Check each line of the material below, and copy it if it holds the string "text".

Stored records
===============
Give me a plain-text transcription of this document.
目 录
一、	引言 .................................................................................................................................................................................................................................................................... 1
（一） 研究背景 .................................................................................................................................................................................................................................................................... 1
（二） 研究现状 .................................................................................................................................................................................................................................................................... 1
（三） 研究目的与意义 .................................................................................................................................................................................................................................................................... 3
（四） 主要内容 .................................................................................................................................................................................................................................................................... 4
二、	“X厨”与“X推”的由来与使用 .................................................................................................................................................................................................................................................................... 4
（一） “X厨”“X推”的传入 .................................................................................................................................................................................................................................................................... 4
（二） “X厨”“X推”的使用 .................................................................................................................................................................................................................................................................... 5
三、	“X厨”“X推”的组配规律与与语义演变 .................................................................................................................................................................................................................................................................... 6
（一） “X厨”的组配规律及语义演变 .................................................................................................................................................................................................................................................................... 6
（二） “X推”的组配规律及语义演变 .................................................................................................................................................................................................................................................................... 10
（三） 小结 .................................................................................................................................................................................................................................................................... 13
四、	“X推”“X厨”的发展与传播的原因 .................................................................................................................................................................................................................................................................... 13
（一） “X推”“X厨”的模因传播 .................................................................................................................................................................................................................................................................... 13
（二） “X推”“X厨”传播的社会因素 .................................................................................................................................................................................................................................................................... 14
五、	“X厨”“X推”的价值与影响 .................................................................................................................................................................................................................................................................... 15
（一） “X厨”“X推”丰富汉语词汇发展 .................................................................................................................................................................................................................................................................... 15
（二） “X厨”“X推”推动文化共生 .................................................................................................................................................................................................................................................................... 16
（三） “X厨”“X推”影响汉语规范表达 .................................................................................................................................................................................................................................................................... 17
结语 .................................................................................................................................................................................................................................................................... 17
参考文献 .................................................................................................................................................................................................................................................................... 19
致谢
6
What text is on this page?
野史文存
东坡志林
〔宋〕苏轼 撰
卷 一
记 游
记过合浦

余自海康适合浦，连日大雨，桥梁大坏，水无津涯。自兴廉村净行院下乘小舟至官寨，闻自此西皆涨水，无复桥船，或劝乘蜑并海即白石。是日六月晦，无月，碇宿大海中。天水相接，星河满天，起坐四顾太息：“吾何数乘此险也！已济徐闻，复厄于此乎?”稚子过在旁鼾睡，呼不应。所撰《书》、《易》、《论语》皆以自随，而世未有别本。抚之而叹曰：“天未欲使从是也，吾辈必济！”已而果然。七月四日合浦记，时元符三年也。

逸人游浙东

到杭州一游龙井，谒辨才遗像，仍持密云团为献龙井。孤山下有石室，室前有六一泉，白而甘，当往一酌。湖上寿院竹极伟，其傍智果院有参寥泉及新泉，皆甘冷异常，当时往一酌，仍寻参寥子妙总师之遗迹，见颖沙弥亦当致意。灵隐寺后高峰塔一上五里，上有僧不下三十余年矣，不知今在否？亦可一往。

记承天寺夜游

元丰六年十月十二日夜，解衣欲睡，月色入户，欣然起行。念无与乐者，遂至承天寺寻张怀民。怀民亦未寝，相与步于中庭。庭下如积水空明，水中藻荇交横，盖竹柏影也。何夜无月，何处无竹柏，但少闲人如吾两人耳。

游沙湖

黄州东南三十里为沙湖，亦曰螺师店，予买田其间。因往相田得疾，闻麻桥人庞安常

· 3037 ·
===============
EXERCISE SOLUTION
Give me a plain-text transcription of this document.
What text is on this page?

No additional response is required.